### The request
Listed below are entries; give the number of lines among them that include "content", and only that number.

### Given records
>> BEGIN

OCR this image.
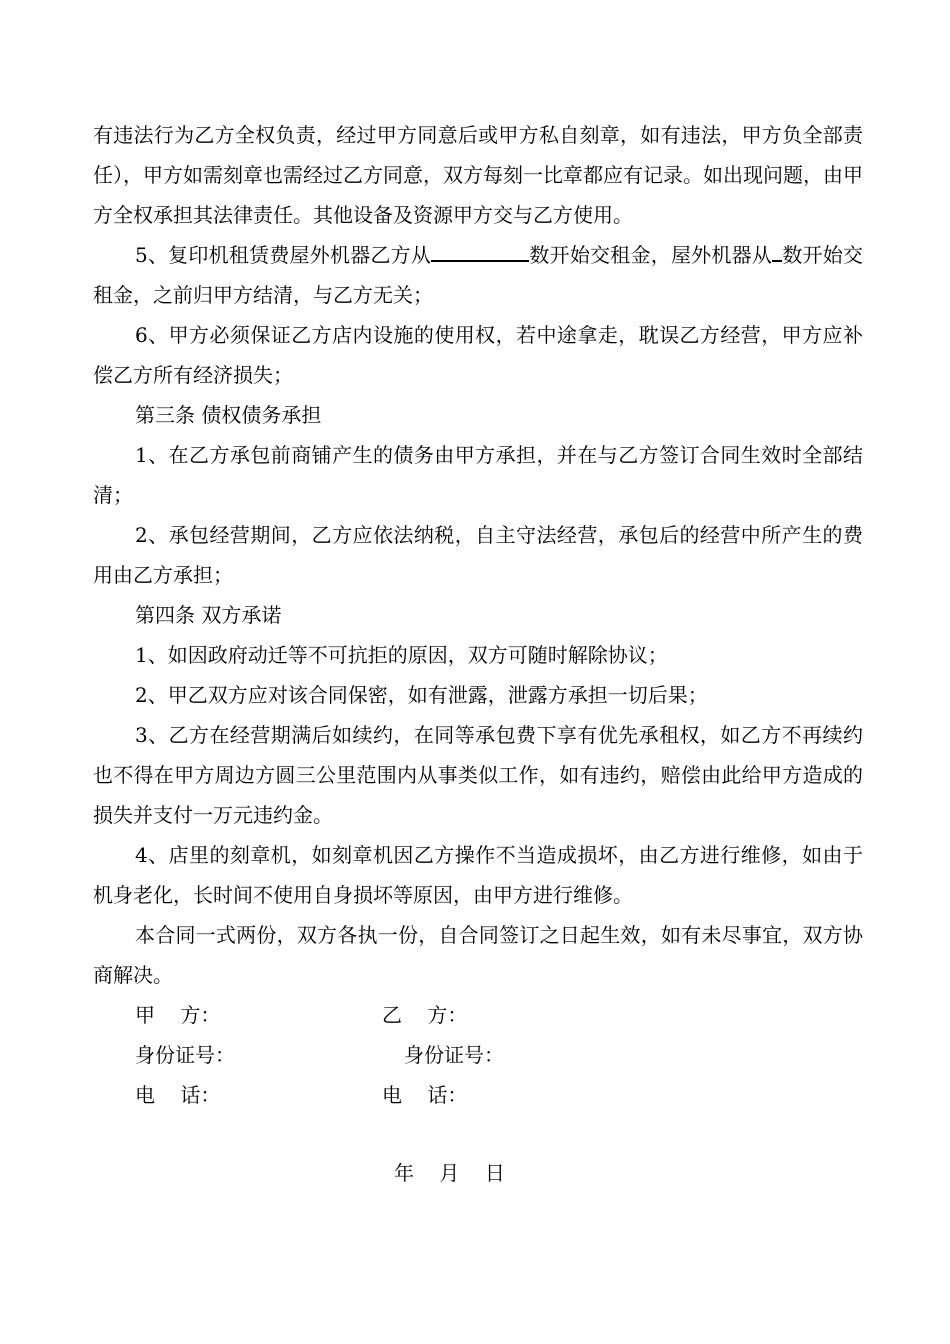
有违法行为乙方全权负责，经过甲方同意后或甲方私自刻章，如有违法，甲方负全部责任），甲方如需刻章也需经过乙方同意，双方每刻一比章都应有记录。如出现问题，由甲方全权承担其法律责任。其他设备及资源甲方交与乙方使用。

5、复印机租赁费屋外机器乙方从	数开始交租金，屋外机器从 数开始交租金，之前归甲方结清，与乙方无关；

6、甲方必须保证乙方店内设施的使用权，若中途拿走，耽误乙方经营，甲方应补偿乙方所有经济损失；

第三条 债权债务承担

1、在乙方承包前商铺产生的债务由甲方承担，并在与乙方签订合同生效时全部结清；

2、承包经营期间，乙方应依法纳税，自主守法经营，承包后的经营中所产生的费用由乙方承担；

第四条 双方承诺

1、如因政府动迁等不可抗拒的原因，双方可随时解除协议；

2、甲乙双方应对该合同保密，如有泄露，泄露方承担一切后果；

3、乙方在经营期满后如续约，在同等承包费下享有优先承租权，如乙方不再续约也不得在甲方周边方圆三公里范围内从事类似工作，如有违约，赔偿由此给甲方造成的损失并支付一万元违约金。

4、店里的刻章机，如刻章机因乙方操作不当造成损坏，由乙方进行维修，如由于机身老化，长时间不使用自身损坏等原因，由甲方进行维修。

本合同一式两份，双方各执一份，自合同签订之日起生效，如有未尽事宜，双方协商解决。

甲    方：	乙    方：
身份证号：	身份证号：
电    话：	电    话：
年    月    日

>> END
>> BEGIN

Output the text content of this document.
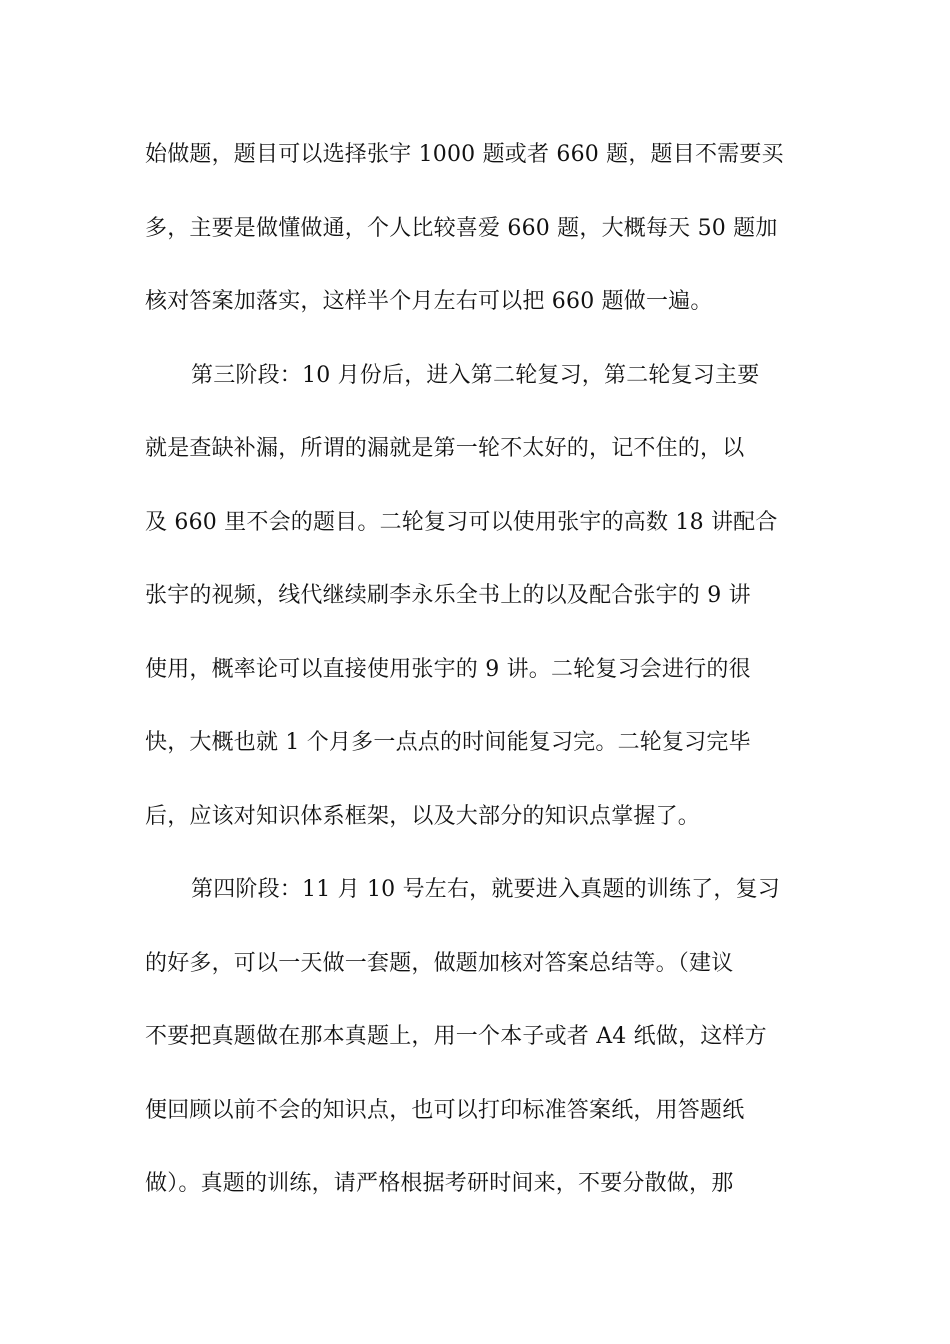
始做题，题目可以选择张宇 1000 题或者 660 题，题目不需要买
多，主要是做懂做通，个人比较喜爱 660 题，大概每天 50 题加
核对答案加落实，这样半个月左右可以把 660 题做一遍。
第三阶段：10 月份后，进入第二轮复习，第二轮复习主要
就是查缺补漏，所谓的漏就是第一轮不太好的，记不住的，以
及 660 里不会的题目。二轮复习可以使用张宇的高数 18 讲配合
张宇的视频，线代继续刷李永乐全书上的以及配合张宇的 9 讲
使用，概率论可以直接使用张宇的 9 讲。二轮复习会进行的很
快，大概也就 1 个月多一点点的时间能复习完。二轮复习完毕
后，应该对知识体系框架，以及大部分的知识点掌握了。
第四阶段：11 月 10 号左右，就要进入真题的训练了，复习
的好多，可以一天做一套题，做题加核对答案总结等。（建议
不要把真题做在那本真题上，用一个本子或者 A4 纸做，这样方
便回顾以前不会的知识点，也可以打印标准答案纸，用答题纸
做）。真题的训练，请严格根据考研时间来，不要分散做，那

>> END
>> BEGIN

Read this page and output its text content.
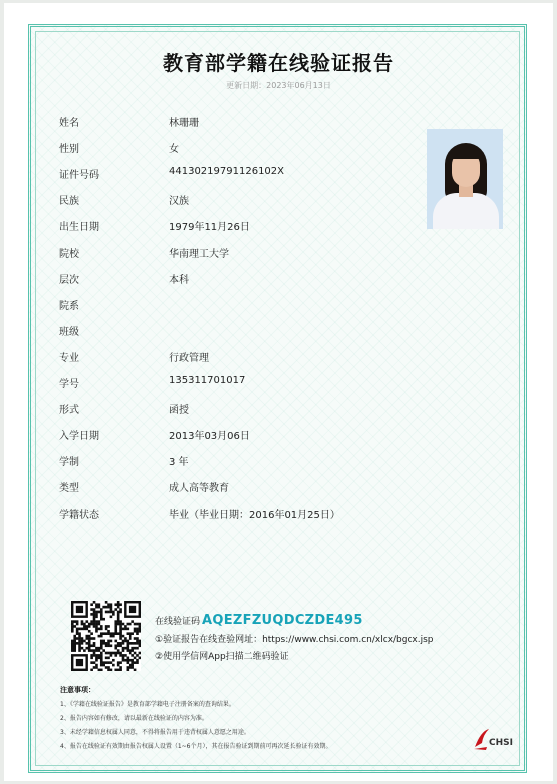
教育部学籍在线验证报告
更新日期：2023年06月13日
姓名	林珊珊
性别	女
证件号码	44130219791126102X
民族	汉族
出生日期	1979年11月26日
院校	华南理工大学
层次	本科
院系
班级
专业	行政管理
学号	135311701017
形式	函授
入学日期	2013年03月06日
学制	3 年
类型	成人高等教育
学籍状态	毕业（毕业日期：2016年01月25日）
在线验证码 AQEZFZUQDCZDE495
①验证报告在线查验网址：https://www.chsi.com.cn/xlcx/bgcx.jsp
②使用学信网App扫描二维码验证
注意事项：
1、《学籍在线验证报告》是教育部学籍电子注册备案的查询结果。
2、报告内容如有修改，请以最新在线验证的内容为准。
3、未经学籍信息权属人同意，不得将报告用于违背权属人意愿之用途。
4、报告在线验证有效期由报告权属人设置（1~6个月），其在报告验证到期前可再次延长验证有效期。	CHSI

>> END

### Solution for this problem
2